● Written request: Quote every line of the data below as it stands, omitting pictures.

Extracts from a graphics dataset
________________________________________

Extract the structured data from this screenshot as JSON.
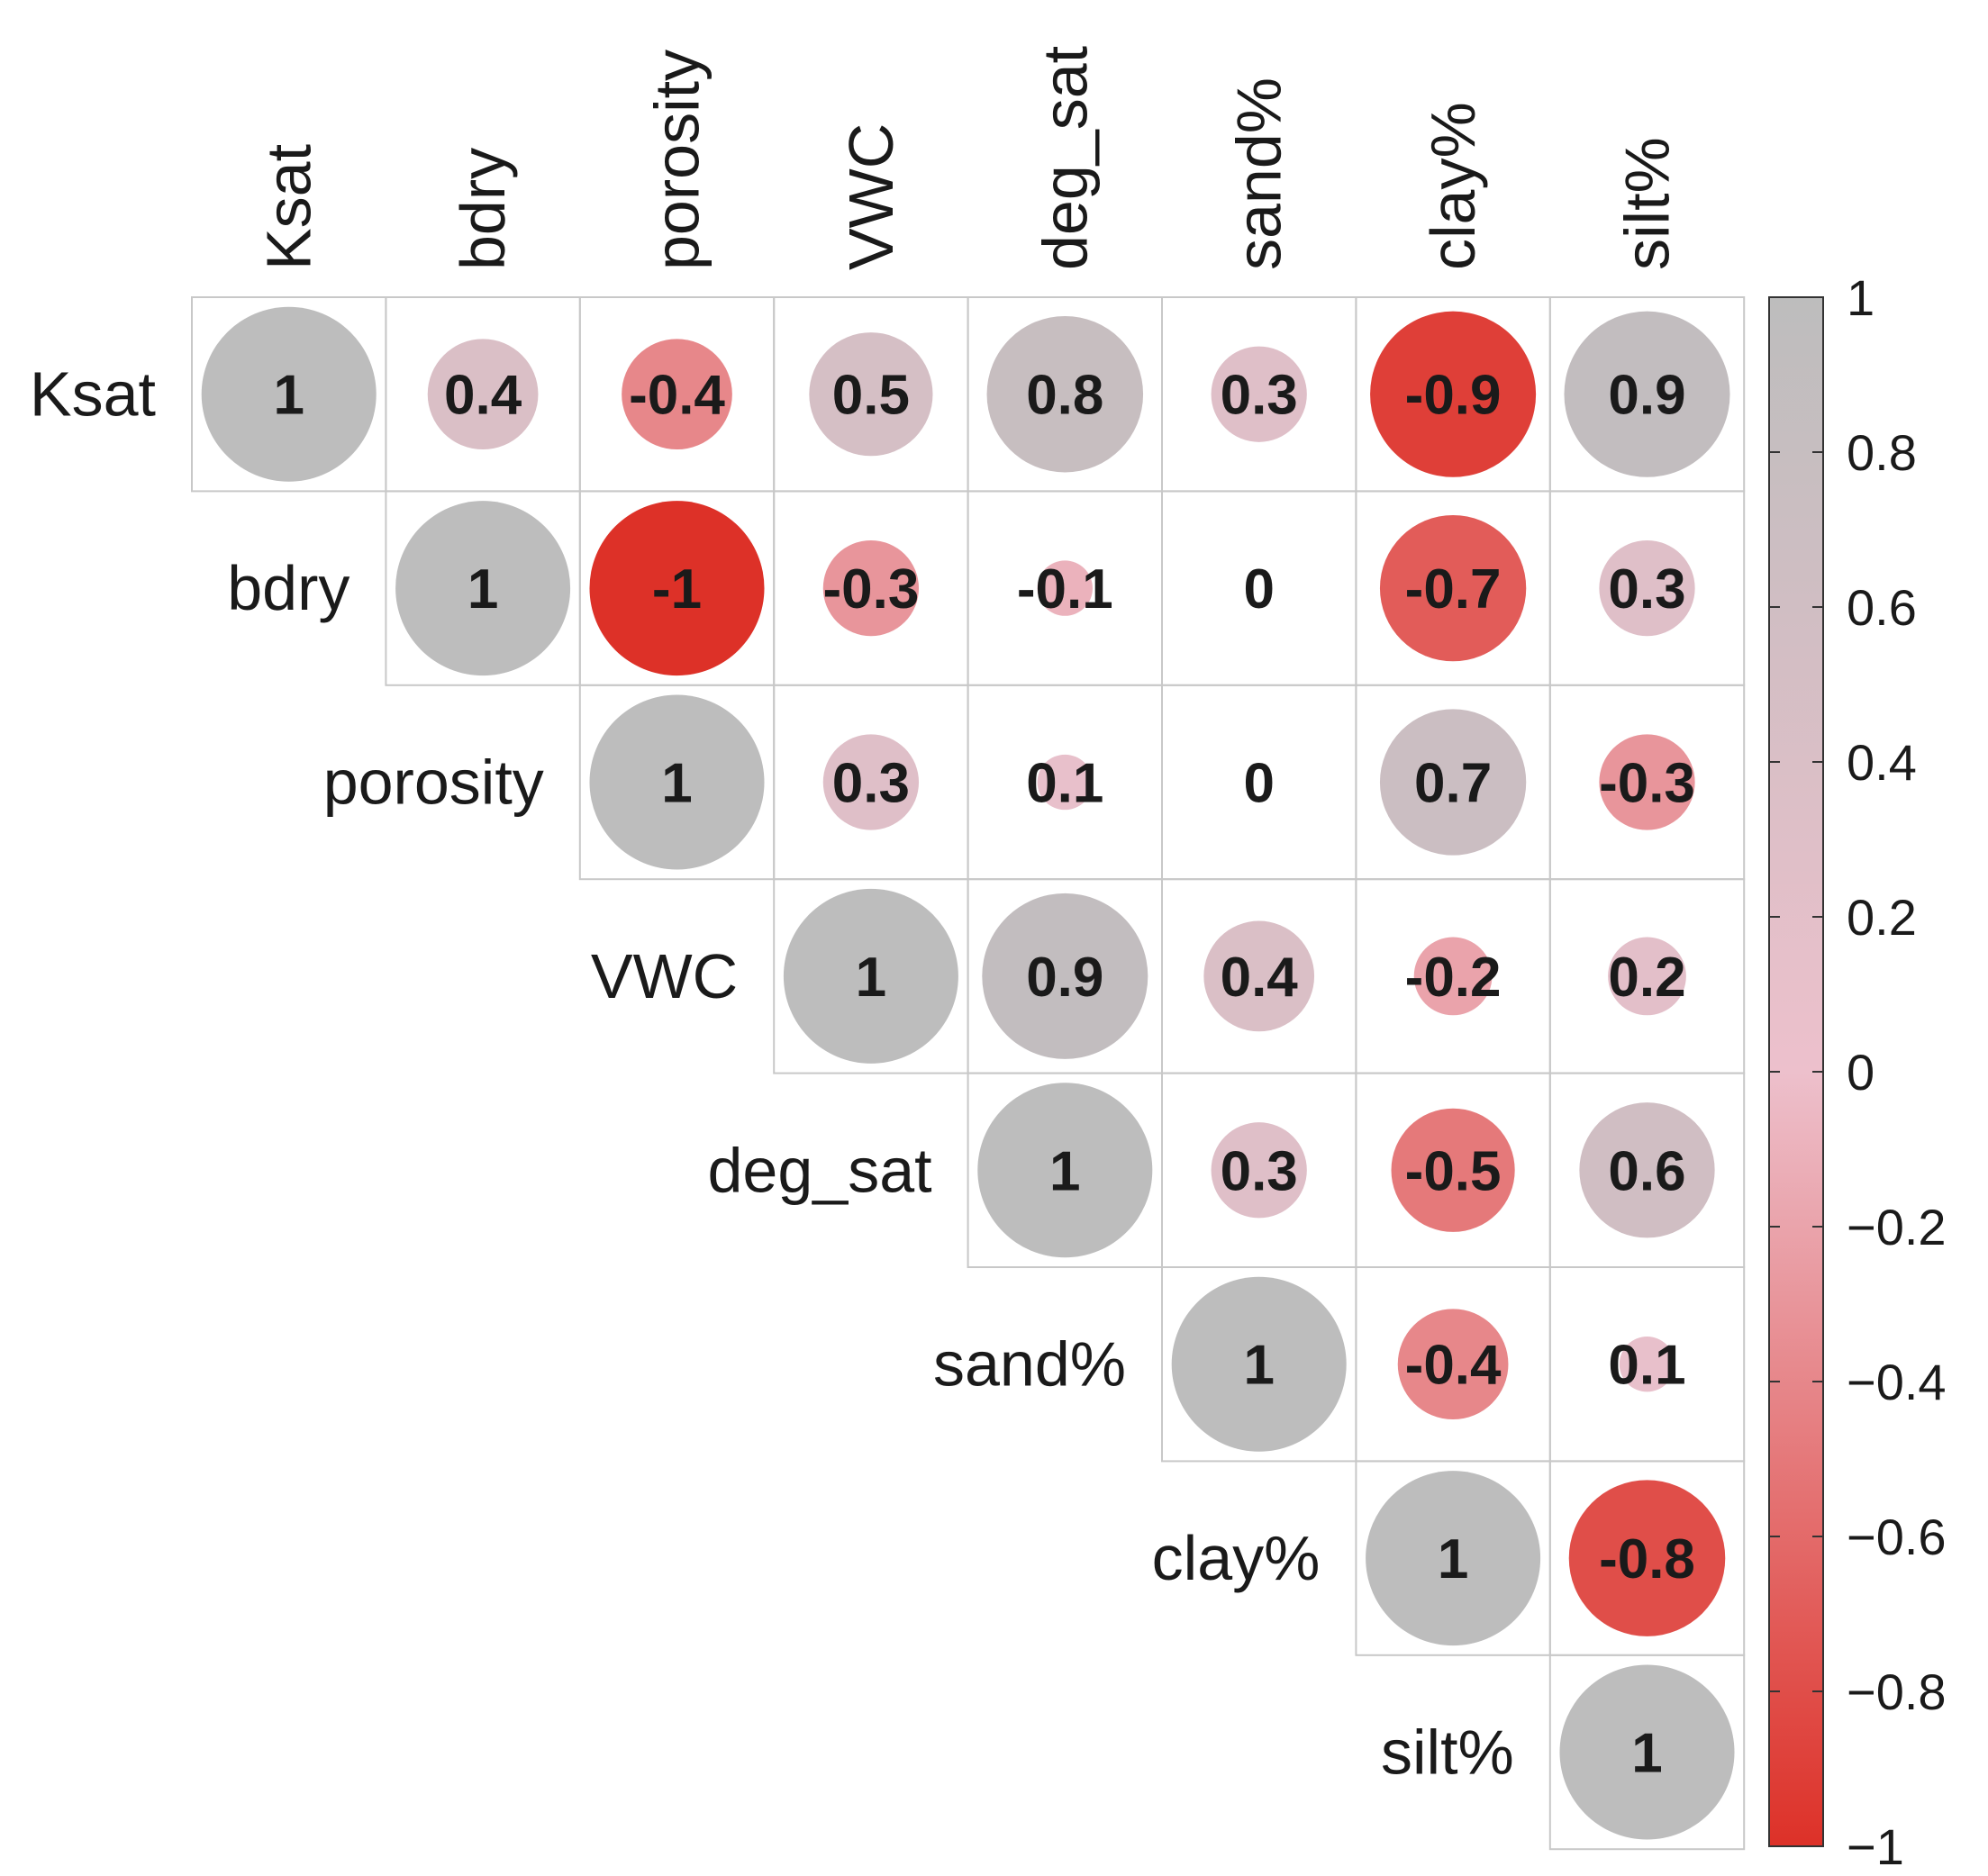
{
  "chart_data": {
    "type": "heatmap",
    "variables": [
      "Ksat",
      "bdry",
      "porosity",
      "VWC",
      "deg_sat",
      "sand%",
      "clay%",
      "silt%"
    ],
    "matrix": [
      [
        1,
        0.4,
        -0.4,
        0.5,
        0.8,
        0.3,
        -0.9,
        0.9
      ],
      [
        null,
        1,
        -1,
        -0.3,
        -0.1,
        0,
        -0.7,
        0.3
      ],
      [
        null,
        null,
        1,
        0.3,
        0.1,
        0,
        0.7,
        -0.3
      ],
      [
        null,
        null,
        null,
        1,
        0.9,
        0.4,
        -0.2,
        0.2
      ],
      [
        null,
        null,
        null,
        null,
        1,
        0.3,
        -0.5,
        0.6
      ],
      [
        null,
        null,
        null,
        null,
        null,
        1,
        -0.4,
        0.1
      ],
      [
        null,
        null,
        null,
        null,
        null,
        null,
        1,
        -0.8
      ],
      [
        null,
        null,
        null,
        null,
        null,
        null,
        null,
        1
      ]
    ],
    "cell_labels": [
      [
        "1",
        "0.4",
        "-0.4",
        "0.5",
        "0.8",
        "0.3",
        "-0.9",
        "0.9"
      ],
      [
        "",
        "1",
        "-1",
        "-0.3",
        "-0.1",
        "0",
        "-0.7",
        "0.3"
      ],
      [
        "",
        "",
        "1",
        "0.3",
        "0.1",
        "0",
        "0.7",
        "-0.3"
      ],
      [
        "",
        "",
        "",
        "1",
        "0.9",
        "0.4",
        "-0.2",
        "0.2"
      ],
      [
        "",
        "",
        "",
        "",
        "1",
        "0.3",
        "-0.5",
        "0.6"
      ],
      [
        "",
        "",
        "",
        "",
        "",
        "1",
        "-0.4",
        "0.1"
      ],
      [
        "",
        "",
        "",
        "",
        "",
        "",
        "1",
        "-0.8"
      ],
      [
        "",
        "",
        "",
        "",
        "",
        "",
        "",
        "1"
      ]
    ],
    "layout": "upper-triangle",
    "marker": "circle",
    "colorbar": {
      "range": [
        -1,
        1
      ],
      "ticks": [
        1,
        0.8,
        0.6,
        0.4,
        0.2,
        0,
        -0.2,
        -0.4,
        -0.6,
        -0.8,
        -1
      ],
      "tick_labels": [
        "1",
        "0.8",
        "0.6",
        "0.4",
        "0.2",
        "0",
        "−0.2",
        "−0.4",
        "−0.6",
        "−0.8",
        "−1"
      ],
      "placement": "right"
    },
    "colors": {
      "negative": "#dd3128",
      "zero": "#edc0cc",
      "positive": "#bdbdbd",
      "grid": "#c8c8c8"
    },
    "title": "",
    "xlabel": "",
    "ylabel": ""
  }
}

________________________________________

● Task solution:
Extract the structured data from this screenshot as JSON.
{
  "chart_data": {
    "type": "heatmap",
    "variables": [
      "Ksat",
      "bdry",
      "porosity",
      "VWC",
      "deg_sat",
      "sand%",
      "clay%",
      "silt%"
    ],
    "matrix": [
      [
        1,
        0.4,
        -0.4,
        0.5,
        0.8,
        0.3,
        -0.9,
        0.9
      ],
      [
        null,
        1,
        -1,
        -0.3,
        -0.1,
        0,
        -0.7,
        0.3
      ],
      [
        null,
        null,
        1,
        0.3,
        0.1,
        0,
        0.7,
        -0.3
      ],
      [
        null,
        null,
        null,
        1,
        0.9,
        0.4,
        -0.2,
        0.2
      ],
      [
        null,
        null,
        null,
        null,
        1,
        0.3,
        -0.5,
        0.6
      ],
      [
        null,
        null,
        null,
        null,
        null,
        1,
        -0.4,
        0.1
      ],
      [
        null,
        null,
        null,
        null,
        null,
        null,
        1,
        -0.8
      ],
      [
        null,
        null,
        null,
        null,
        null,
        null,
        null,
        1
      ]
    ],
    "cell_labels": [
      [
        "1",
        "0.4",
        "-0.4",
        "0.5",
        "0.8",
        "0.3",
        "-0.9",
        "0.9"
      ],
      [
        "",
        "1",
        "-1",
        "-0.3",
        "-0.1",
        "0",
        "-0.7",
        "0.3"
      ],
      [
        "",
        "",
        "1",
        "0.3",
        "0.1",
        "0",
        "0.7",
        "-0.3"
      ],
      [
        "",
        "",
        "",
        "1",
        "0.9",
        "0.4",
        "-0.2",
        "0.2"
      ],
      [
        "",
        "",
        "",
        "",
        "1",
        "0.3",
        "-0.5",
        "0.6"
      ],
      [
        "",
        "",
        "",
        "",
        "",
        "1",
        "-0.4",
        "0.1"
      ],
      [
        "",
        "",
        "",
        "",
        "",
        "",
        "1",
        "-0.8"
      ],
      [
        "",
        "",
        "",
        "",
        "",
        "",
        "",
        "1"
      ]
    ],
    "layout": "upper-triangle",
    "marker": "circle",
    "colorbar": {
      "range": [
        -1,
        1
      ],
      "ticks": [
        1,
        0.8,
        0.6,
        0.4,
        0.2,
        0,
        -0.2,
        -0.4,
        -0.6,
        -0.8,
        -1
      ],
      "tick_labels": [
        "1",
        "0.8",
        "0.6",
        "0.4",
        "0.2",
        "0",
        "−0.2",
        "−0.4",
        "−0.6",
        "−0.8",
        "−1"
      ],
      "placement": "right"
    },
    "colors": {
      "negative": "#dd3128",
      "zero": "#edc0cc",
      "positive": "#bdbdbd",
      "grid": "#c8c8c8"
    },
    "title": "",
    "xlabel": "",
    "ylabel": ""
  }
}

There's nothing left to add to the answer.